GOAL —
Give all the rows below as a numbered list, skipping any blank lines and leaving out the pictures.
════════
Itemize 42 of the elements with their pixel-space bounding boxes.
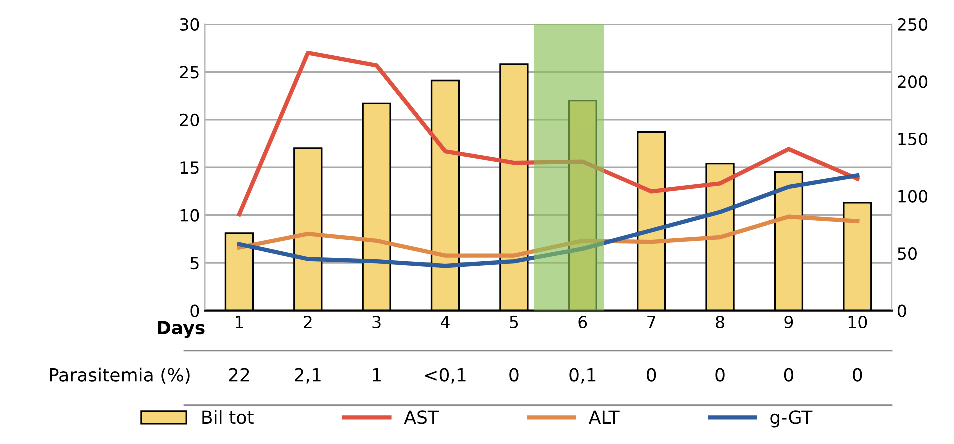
line-series (237, 174, 860, 268)
y-tick-label: 0 (190, 304, 200, 318)
y2-tick-label: 0 (898, 304, 906, 318)
legend-label: ALT (588, 410, 620, 424)
y-tick-label: 20 (180, 114, 200, 126)
x-tick-label: 2 (304, 316, 312, 328)
text: 0 (784, 368, 794, 382)
x-axis-title: Days (158, 321, 205, 338)
y-tick-label: 30 (180, 18, 200, 31)
x-tick-label: 8 (716, 316, 724, 329)
text: Parasitemia (%) (50, 368, 190, 384)
x-tick-label: 7 (648, 316, 656, 328)
x-tick-label: 5 (510, 316, 518, 329)
line-series (237, 214, 860, 258)
y-tick-label: 15 (180, 162, 199, 174)
x-tick-label: 3 (372, 316, 381, 329)
y2-tick-label: 200 (898, 76, 928, 88)
y-tick-label: 10 (180, 209, 200, 222)
x-tick-label: 9 (784, 316, 794, 329)
text: <0,1 (426, 368, 466, 384)
text: 2,1 (295, 368, 321, 384)
legend-label: g-GT (770, 410, 813, 428)
legend-label: AST (404, 410, 440, 424)
y-tick-label: 5 (190, 257, 199, 270)
x-tick-label: 4 (441, 316, 450, 328)
legend-label: Bil tot (202, 410, 254, 424)
x-tick-label: 6 (578, 316, 588, 329)
text: 0,1 (570, 368, 596, 384)
text: 1 (373, 368, 381, 382)
y-tick-label: 25 (180, 66, 199, 79)
y2-tick-label: 250 (898, 18, 928, 31)
x-tick-label: 10 (848, 316, 868, 329)
y2-tick-label: 50 (898, 247, 917, 260)
text: 0 (510, 368, 519, 382)
y2-tick-label: 150 (898, 132, 928, 146)
y2-tick-label: 100 (898, 190, 928, 203)
text: 0 (853, 368, 862, 382)
text: 22 (229, 368, 250, 382)
text: 0 (716, 368, 725, 382)
line-series (237, 50, 860, 217)
text: 0 (647, 368, 656, 382)
x-tick-label: 1 (236, 316, 244, 328)
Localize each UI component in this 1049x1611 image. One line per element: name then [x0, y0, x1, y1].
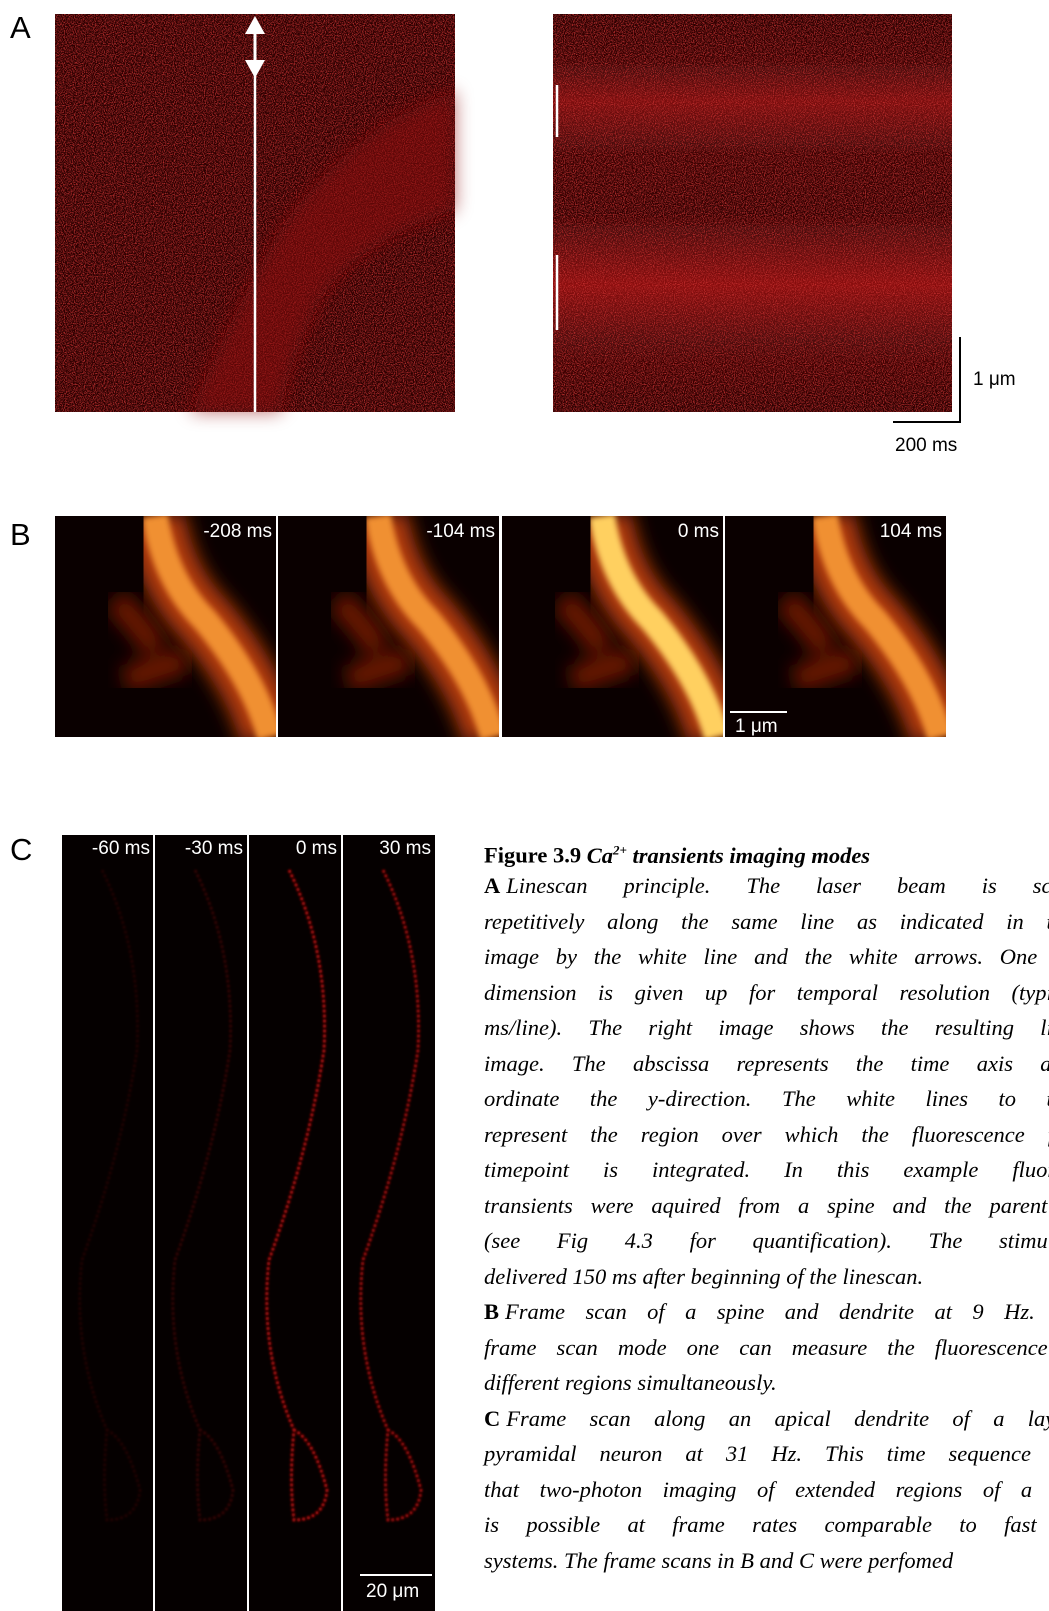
linescan-image-right: [553, 14, 952, 412]
caption-line: delivered 150 ms after beginning of the …: [484, 1259, 1049, 1295]
figure-page: A 1 μm 200 ms B -208 ms -104 ms 0 ms 104 ms…: [0, 0, 1049, 1611]
charge: 2+: [613, 842, 627, 857]
caption-text: Frame scan along an apical dendrite of a…: [506, 1406, 1049, 1431]
frame-label: 0 ms: [296, 838, 337, 859]
caption-text: represent the region over which the fluo…: [484, 1122, 1049, 1147]
frame-image: [502, 516, 723, 737]
linescan-image-left: [55, 14, 455, 412]
frame-label: -30 ms: [185, 838, 243, 859]
caption-line: image. The abscissa represents the time …: [484, 1046, 1049, 1082]
caption-line: (see Fig 4.3 for quantification). The st…: [484, 1223, 1049, 1259]
caption-line: repetitively along the same line as indi…: [484, 904, 1049, 940]
panel-label: C: [10, 832, 32, 867]
ion: Ca: [587, 843, 613, 868]
frame-image: [725, 516, 946, 737]
frame-content: [725, 516, 946, 737]
caption-text: ordinate the y-direction. The white line…: [484, 1086, 1049, 1111]
figure-number: Figure 3.9: [484, 843, 581, 868]
caption-line: is possible at frame rates comparable to…: [484, 1507, 1049, 1543]
caption-text: ms/line). The right image shows the resu…: [484, 1015, 1049, 1040]
paragraph-label: C: [484, 1406, 500, 1431]
frame-content: [55, 516, 276, 737]
paragraph-label: B: [484, 1299, 499, 1324]
scale-label: 200 ms: [895, 435, 957, 456]
caption-line: systems. The frame scans in B and C were…: [484, 1543, 1049, 1579]
frame-label: 104 ms: [880, 521, 942, 542]
caption-title: Figure 3.9 Ca2+ transients imaging modes: [484, 832, 1049, 868]
frame-content: [502, 516, 723, 737]
panel-label: B: [10, 517, 31, 552]
caption-text: that two-photon imaging of extended regi…: [484, 1477, 1049, 1502]
caption: Figure 3.9 Ca2+ transients imaging modes…: [484, 832, 1049, 1578]
caption-line: represent the region over which the fluo…: [484, 1117, 1049, 1153]
caption-line: frame scan mode one can measure the fluo…: [484, 1330, 1049, 1366]
panel-label: A: [10, 10, 31, 45]
caption-text: frame scan mode one can measure the fluo…: [484, 1335, 1049, 1360]
caption-text: pyramidal neuron at 31 Hz. This time seq…: [484, 1441, 1049, 1466]
caption-text: dimension is given up for temporal resol…: [484, 980, 1049, 1005]
caption-text: systems. The frame scans in B and C were…: [484, 1548, 953, 1573]
scale-label: 20 μm: [366, 1581, 419, 1602]
frame-label: -104 ms: [426, 521, 495, 542]
caption-text: image. The abscissa represents the time …: [484, 1051, 1049, 1076]
frame-content: [278, 516, 499, 737]
caption-text: image by the white line and the white ar…: [484, 944, 1049, 969]
frame-image: [55, 516, 276, 737]
caption-line: image by the white line and the white ar…: [484, 939, 1049, 975]
caption-line: timepoint is integrated. In this example…: [484, 1152, 1049, 1188]
caption-text: timepoint is integrated. In this example…: [484, 1157, 1049, 1182]
frame-image: [278, 516, 499, 737]
caption-text: Linescan principle. The laser beam is sc…: [506, 873, 1049, 898]
caption-line: dimension is given up for temporal resol…: [484, 975, 1049, 1011]
caption-text: repetitively along the same line as indi…: [484, 909, 1049, 934]
paragraph-label: A: [484, 873, 500, 898]
caption-line: pyramidal neuron at 31 Hz. This time seq…: [484, 1436, 1049, 1472]
caption-text: delivered 150 ms after beginning of the …: [484, 1264, 923, 1289]
frame-label: 0 ms: [678, 521, 719, 542]
caption-line: ms/line). The right image shows the resu…: [484, 1010, 1049, 1046]
caption-line: transients were aquired from a spine and…: [484, 1188, 1049, 1224]
caption-text: transients were aquired from a spine and…: [484, 1193, 1049, 1218]
caption-text: (see Fig 4.3 for quantification). The st…: [484, 1228, 1049, 1253]
caption-text: Frame scan of a spine and dendrite at 9 …: [505, 1299, 1049, 1324]
caption-line: different regions simultaneously.: [484, 1365, 1049, 1401]
caption-line: that two-photon imaging of extended regi…: [484, 1472, 1049, 1508]
frame-label: 30 ms: [379, 838, 431, 859]
caption-text: different regions simultaneously.: [484, 1370, 777, 1395]
caption-text: is possible at frame rates comparable to…: [484, 1512, 1049, 1537]
scale-label: 1 μm: [973, 369, 1016, 390]
frame-label: -208 ms: [203, 521, 272, 542]
scale-label: 1 μm: [735, 716, 778, 737]
title-text: transients imaging modes: [633, 843, 871, 868]
frame-label: -60 ms: [92, 838, 150, 859]
caption-line: ordinate the y-direction. The white line…: [484, 1081, 1049, 1117]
════════
RESPONSE FOR THIS EXERCISE —
1. Itemize 42 of the elements with their pixel-space bounding boxes.
2. line-series (237, 174, 860, 268)
3. y-tick-label: 0 (190, 304, 200, 318)
4. y2-tick-label: 0 (898, 304, 906, 318)
5. legend-label: ALT (588, 410, 620, 424)
6. y-tick-label: 20 (180, 114, 200, 126)
7. x-tick-label: 2 (304, 316, 312, 328)
8. text: 0 (784, 368, 794, 382)
9. x-axis-title: Days (158, 321, 205, 338)
10. y-tick-label: 30 (180, 18, 200, 31)
11. x-tick-label: 8 (716, 316, 724, 329)
12. text: Parasitemia (%) (50, 368, 190, 384)
13. x-tick-label: 7 (648, 316, 656, 328)
14. x-tick-label: 5 (510, 316, 518, 329)
15. line-series (237, 214, 860, 258)
16. y-tick-label: 15 (180, 162, 199, 174)
17. x-tick-label: 3 (372, 316, 381, 329)
18. y2-tick-label: 200 (898, 76, 928, 88)
19. y-tick-label: 10 (180, 209, 200, 222)
20. x-tick-label: 9 (784, 316, 794, 329)
21. text: <0,1 (426, 368, 466, 384)
22. text: 2,1 (295, 368, 321, 384)
23. legend-label: g-GT (770, 410, 813, 428)
24. legend-label: AST (404, 410, 440, 424)
25. y-tick-label: 5 (190, 257, 199, 270)
26. x-tick-label: 4 (441, 316, 450, 328)
27. legend-label: Bil tot (202, 410, 254, 424)
28. x-tick-label: 6 (578, 316, 588, 329)
29. text: 0,1 (570, 368, 596, 384)
30. text: 1 (373, 368, 381, 382)
31. y-tick-label: 25 (180, 66, 199, 79)
32. y2-tick-label: 250 (898, 18, 928, 31)
33. x-tick-label: 10 (848, 316, 868, 329)
34. y2-tick-label: 50 (898, 247, 917, 260)
35. text: 0 (510, 368, 519, 382)
36. y2-tick-label: 150 (898, 132, 928, 146)
37. y2-tick-label: 100 (898, 190, 928, 203)
38. text: 0 (853, 368, 862, 382)
39. text: 22 (229, 368, 250, 382)
40. text: 0 (716, 368, 725, 382)
41. line-series (237, 50, 860, 217)
42. text: 0 (647, 368, 656, 382)
43. x-tick-label: 1 (236, 316, 244, 328)
44. Localize each UI component in this 1049x1611 image. One line per element: name then [x0, y0, x1, y1].
45. linescan-image-right: [553, 14, 952, 412]
46. caption-line: delivered 150 ms after beginning of the …: [484, 1259, 1049, 1295]
47. figure-page: A 1 μm 200 ms B -208 ms -104 ms 0 ms 104 ms…: [0, 0, 1049, 1611]
48. charge: 2+: [613, 842, 627, 857]
49. caption-text: Frame scan along an apical dendrite of a…: [506, 1406, 1049, 1431]
50. frame-label: 0 ms: [296, 838, 337, 859]
51. caption-text: represent the region over which the fluo…: [484, 1122, 1049, 1147]
52. frame-image: [502, 516, 723, 737]
53. linescan-image-left: [55, 14, 455, 412]
54. frame-label: -30 ms: [185, 838, 243, 859]
55. caption-line: image. The abscissa represents the time …: [484, 1046, 1049, 1082]
56. caption-line: (see Fig 4.3 for quantification). The st…: [484, 1223, 1049, 1259]
57. caption-line: repetitively along the same line as indi…: [484, 904, 1049, 940]
58. panel-label: C: [10, 832, 32, 867]
59. ion: Ca: [587, 843, 613, 868]
60. frame-image: [725, 516, 946, 737]
61. frame-content: [725, 516, 946, 737]
62. caption-text: ordinate the y-direction. The white line…: [484, 1086, 1049, 1111]
63. figure-number: Figure 3.9: [484, 843, 581, 868]
64. caption-line: is possible at frame rates comparable to…: [484, 1507, 1049, 1543]
65. caption-text: ms/line). The right image shows the resu…: [484, 1015, 1049, 1040]
66. paragraph-label: C: [484, 1406, 500, 1431]
67. frame-content: [55, 516, 276, 737]
68. paragraph-label: B: [484, 1299, 499, 1324]
69. scale-label: 200 ms: [895, 435, 957, 456]
70. caption-line: systems. The frame scans in B and C were…: [484, 1543, 1049, 1579]
71. frame-label: 104 ms: [880, 521, 942, 542]
72. caption-title: Figure 3.9 Ca2+ transients imaging modes: [484, 832, 1049, 868]
73. frame-content: [502, 516, 723, 737]
74. panel-label: B: [10, 517, 31, 552]
75. caption-text: that two-photon imaging of extended regi…: [484, 1477, 1049, 1502]
76. caption: Figure 3.9 Ca2+ transients imaging modes…: [484, 832, 1049, 1578]
77. caption-line: represent the region over which the fluo…: [484, 1117, 1049, 1153]
78. caption-line: frame scan mode one can measure the fluo…: [484, 1330, 1049, 1366]
79. panel-label: A: [10, 10, 31, 45]
80. caption-text: frame scan mode one can measure the fluo…: [484, 1335, 1049, 1360]
81. caption-text: pyramidal neuron at 31 Hz. This time seq…: [484, 1441, 1049, 1466]
82. caption-text: dimension is given up for temporal resol…: [484, 980, 1049, 1005]
83. caption-text: systems. The frame scans in B and C were…: [484, 1548, 953, 1573]
84. scale-label: 20 μm: [366, 1581, 419, 1602]
85. frame-label: -104 ms: [426, 521, 495, 542]
86. caption-text: image. The abscissa represents the time …: [484, 1051, 1049, 1076]
87. frame-content: [278, 516, 499, 737]
88. caption-text: image by the white line and the white ar…: [484, 944, 1049, 969]
89. frame-image: [55, 516, 276, 737]
90. caption-line: image by the white line and the white ar…: [484, 939, 1049, 975]
91. caption-line: timepoint is integrated. In this example…: [484, 1152, 1049, 1188]
92. caption-text: timepoint is integrated. In this example…: [484, 1157, 1049, 1182]
93. frame-image: [278, 516, 499, 737]
94. caption-text: Linescan principle. The laser beam is sc…: [506, 873, 1049, 898]
95. caption-line: dimension is given up for temporal resol…: [484, 975, 1049, 1011]
96. caption-text: repetitively along the same line as indi…: [484, 909, 1049, 934]
97. paragraph-label: A: [484, 873, 500, 898]
98. caption-line: pyramidal neuron at 31 Hz. This time seq…: [484, 1436, 1049, 1472]
99. caption-text: delivered 150 ms after beginning of the …: [484, 1264, 923, 1289]
100. frame-label: 0 ms: [678, 521, 719, 542]
101. caption-line: ms/line). The right image shows the resu…: [484, 1010, 1049, 1046]
102. caption-line: transients were aquired from a spine and…: [484, 1188, 1049, 1224]
103. caption-text: transients were aquired from a spine and…: [484, 1193, 1049, 1218]
104. caption-text: (see Fig 4.3 for quantification). The st…: [484, 1228, 1049, 1253]
105. caption-text: Frame scan of a spine and dendrite at 9 …: [505, 1299, 1049, 1324]
106. caption-line: different regions simultaneously.: [484, 1365, 1049, 1401]
107. caption-line: that two-photon imaging of extended regi…: [484, 1472, 1049, 1508]
108. frame-label: 30 ms: [379, 838, 431, 859]
109. caption-text: different regions simultaneously.: [484, 1370, 777, 1395]
110. caption-text: is possible at frame rates comparable to…: [484, 1512, 1049, 1537]
111. scale-label: 1 μm: [973, 369, 1016, 390]
112. frame-label: -208 ms: [203, 521, 272, 542]
113. scale-label: 1 μm: [735, 716, 778, 737]
114. title-text: transients imaging modes: [633, 843, 871, 868]
115. frame-label: -60 ms: [92, 838, 150, 859]
116. caption-line: ordinate the y-direction. The white line…: [484, 1081, 1049, 1117]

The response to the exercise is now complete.